Exercise instructions
Count how many lines contain the word "value". Respond with the number alone.

(Data excerpts)
○ ○ ○ ○ ○ ○ ○

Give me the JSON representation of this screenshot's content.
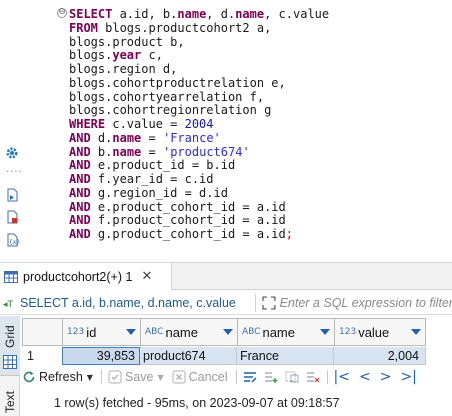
{
  "editor": {
    "lines": [
      [
        {
          "t": "SELECT",
          "c": "kw"
        },
        {
          "t": " a.id, b.",
          "c": "txt"
        },
        {
          "t": "name",
          "c": "kw"
        },
        {
          "t": ", d.",
          "c": "txt"
        },
        {
          "t": "name",
          "c": "kw"
        },
        {
          "t": ", c.value",
          "c": "txt"
        }
      ],
      [
        {
          "t": "FROM",
          "c": "kw"
        },
        {
          "t": " blogs.productcohort2 a,",
          "c": "txt"
        }
      ],
      [
        {
          "t": "blogs.product b,",
          "c": "txt"
        }
      ],
      [
        {
          "t": "blogs.",
          "c": "txt"
        },
        {
          "t": "year",
          "c": "kw"
        },
        {
          "t": " c,",
          "c": "txt"
        }
      ],
      [
        {
          "t": "blogs.region d,",
          "c": "txt"
        }
      ],
      [
        {
          "t": "blogs.cohortproductrelation e,",
          "c": "txt"
        }
      ],
      [
        {
          "t": "blogs.cohortyearrelation f,",
          "c": "txt"
        }
      ],
      [
        {
          "t": "blogs.cohortregionrelation g",
          "c": "txt"
        }
      ],
      [
        {
          "t": "WHERE",
          "c": "kw"
        },
        {
          "t": " c.value = ",
          "c": "txt"
        },
        {
          "t": "2004",
          "c": "num"
        }
      ],
      [
        {
          "t": "AND",
          "c": "kw"
        },
        {
          "t": " d.",
          "c": "txt"
        },
        {
          "t": "name",
          "c": "kw"
        },
        {
          "t": " = ",
          "c": "txt"
        },
        {
          "t": "'France'",
          "c": "str"
        }
      ],
      [
        {
          "t": "AND",
          "c": "kw"
        },
        {
          "t": " b.",
          "c": "txt"
        },
        {
          "t": "name",
          "c": "kw"
        },
        {
          "t": " = ",
          "c": "txt"
        },
        {
          "t": "'product674'",
          "c": "str"
        }
      ],
      [
        {
          "t": "AND",
          "c": "kw"
        },
        {
          "t": " e.product_id = b.id",
          "c": "txt"
        }
      ],
      [
        {
          "t": "AND",
          "c": "kw"
        },
        {
          "t": " f.year_id = c.id",
          "c": "txt"
        }
      ],
      [
        {
          "t": "AND",
          "c": "kw"
        },
        {
          "t": " g.region_id = d.id",
          "c": "txt"
        }
      ],
      [
        {
          "t": "AND",
          "c": "kw"
        },
        {
          "t": " e.product_cohort_id = a.id",
          "c": "txt"
        }
      ],
      [
        {
          "t": "AND",
          "c": "kw"
        },
        {
          "t": " f.product_cohort_id = a.id",
          "c": "txt"
        }
      ],
      [
        {
          "t": "AND",
          "c": "kw"
        },
        {
          "t": " g.product_cohort_id = a.id",
          "c": "txt"
        },
        {
          "t": ";",
          "c": "red"
        }
      ]
    ],
    "fold_marker": "⊖",
    "gutter_dots": "....",
    "gutter_icons": [
      "gear-icon",
      "execute-script-icon",
      "explain-plan-icon",
      "variables-icon"
    ]
  },
  "results": {
    "tab_label": "productcohort2(+) 1",
    "tab_close": "✕",
    "filter_query": "SELECT a.id, b.name, d.name, c.value",
    "filter_placeholder": "Enter a SQL expression to filter results",
    "columns": [
      {
        "type_icon": "123",
        "name": "id"
      },
      {
        "type_icon": "ABC",
        "name": "name"
      },
      {
        "type_icon": "ABC",
        "name": "name"
      },
      {
        "type_icon": "123",
        "name": "value"
      }
    ],
    "rows": [
      {
        "num": "1",
        "id": "39,853",
        "bname": "product674",
        "dname": "France",
        "value": "2,004"
      }
    ],
    "side_tabs": {
      "grid": "Grid",
      "text": "Text"
    },
    "toolbar": {
      "refresh": "Refresh",
      "save": "Save",
      "cancel": "Cancel"
    },
    "status": "1 row(s) fetched - 95ms, on 2023-09-07 at 09:18:57"
  },
  "colors": {
    "keyword": "#800052",
    "string": "#2a2af0",
    "selection": "#c9daf0",
    "accent": "#1f5fb0"
  }
}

○ ○ ○ ○ ○ ○ ○

Result for this task
5